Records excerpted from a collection
<<<<

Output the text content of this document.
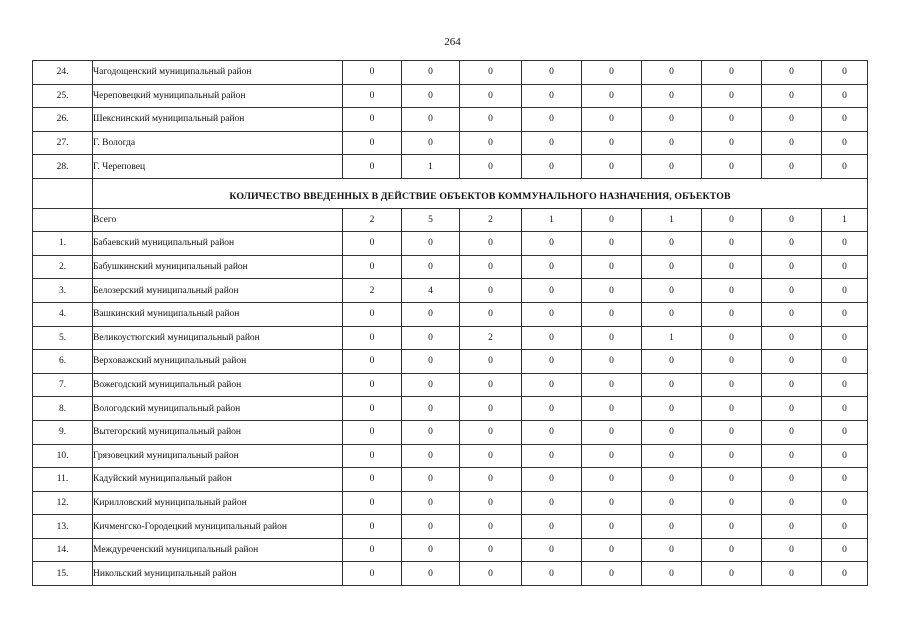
264
24.	Чагодощенский муниципальный район	0	0	0	0	0	0	0	0	0
25.	Череповецкий муниципальный район	0	0	0	0	0	0	0	0	0
26.	Шекснинский муниципальный район	0	0	0	0	0	0	0	0	0
27.	Г. Вологда	0	0	0	0	0	0	0	0	0
28.	Г. Череповец	0	1	0	0	0	0	0	0	0
	КОЛИЧЕСТВО ВВЕДЕННЫХ В ДЕЙСТВИЕ ОБЪЕКТОВ КОММУНАЛЬНОГО НАЗНАЧЕНИЯ, ОБЪЕКТОВ									
	Всего	2	5	2	1	0	1	0	0	1
1.	Бабаевский муниципальный район	0	0	0	0	0	0	0	0	0
2.	Бабушкинский муниципальный район	0	0	0	0	0	0	0	0	0
3.	Белозерский муниципальный район	2	4	0	0	0	0	0	0	0
4.	Вашкинский муниципальный район	0	0	0	0	0	0	0	0	0
5.	Великоустюгский муниципальный район	0	0	2	0	0	1	0	0	0
6.	Верховажский муниципальный район	0	0	0	0	0	0	0	0	0
7.	Вожегодский муниципальный район	0	0	0	0	0	0	0	0	0
8.	Вологодский муниципальный район	0	0	0	0	0	0	0	0	0
9.	Вытегорский муниципальный район	0	0	0	0	0	0	0	0	0
10.	Грязовецкий муниципальный район	0	0	0	0	0	0	0	0	0
11.	Кадуйский муниципальный район	0	0	0	0	0	0	0	0	0
12.	Кирилловский муниципальный район	0	0	0	0	0	0	0	0	0
13.	Кичменгско-Городецкий муниципальный район	0	0	0	0	0	0	0	0	0
14.	Междуреченский муниципальный район	0	0	0	0	0	0	0	0	0
15.	Никольский муниципальный район	0	0	0	0	0	0	0	0	0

>>>>

Objective: Above are records with pictures; repeat the records exactly and leave the pictures out.

Task answer:
Output the text content of this document.
264
24.	Чагодощенский муниципальный район	0	0	0	0	0	0	0	0	0
25.	Череповецкий муниципальный район	0	0	0	0	0	0	0	0	0
26.	Шекснинский муниципальный район	0	0	0	0	0	0	0	0	0
27.	Г. Вологда	0	0	0	0	0	0	0	0	0
28.	Г. Череповец	0	1	0	0	0	0	0	0	0
	КОЛИЧЕСТВО ВВЕДЕННЫХ В ДЕЙСТВИЕ ОБЪЕКТОВ КОММУНАЛЬНОГО НАЗНАЧЕНИЯ, ОБЪЕКТОВ									
	Всего	2	5	2	1	0	1	0	0	1
1.	Бабаевский муниципальный район	0	0	0	0	0	0	0	0	0
2.	Бабушкинский муниципальный район	0	0	0	0	0	0	0	0	0
3.	Белозерский муниципальный район	2	4	0	0	0	0	0	0	0
4.	Вашкинский муниципальный район	0	0	0	0	0	0	0	0	0
5.	Великоустюгский муниципальный район	0	0	2	0	0	1	0	0	0
6.	Верховажский муниципальный район	0	0	0	0	0	0	0	0	0
7.	Вожегодский муниципальный район	0	0	0	0	0	0	0	0	0
8.	Вологодский муниципальный район	0	0	0	0	0	0	0	0	0
9.	Вытегорский муниципальный район	0	0	0	0	0	0	0	0	0
10.	Грязовецкий муниципальный район	0	0	0	0	0	0	0	0	0
11.	Кадуйский муниципальный район	0	0	0	0	0	0	0	0	0
12.	Кирилловский муниципальный район	0	0	0	0	0	0	0	0	0
13.	Кичменгско-Городецкий муниципальный район	0	0	0	0	0	0	0	0	0
14.	Междуреченский муниципальный район	0	0	0	0	0	0	0	0	0
15.	Никольский муниципальный район	0	0	0	0	0	0	0	0	0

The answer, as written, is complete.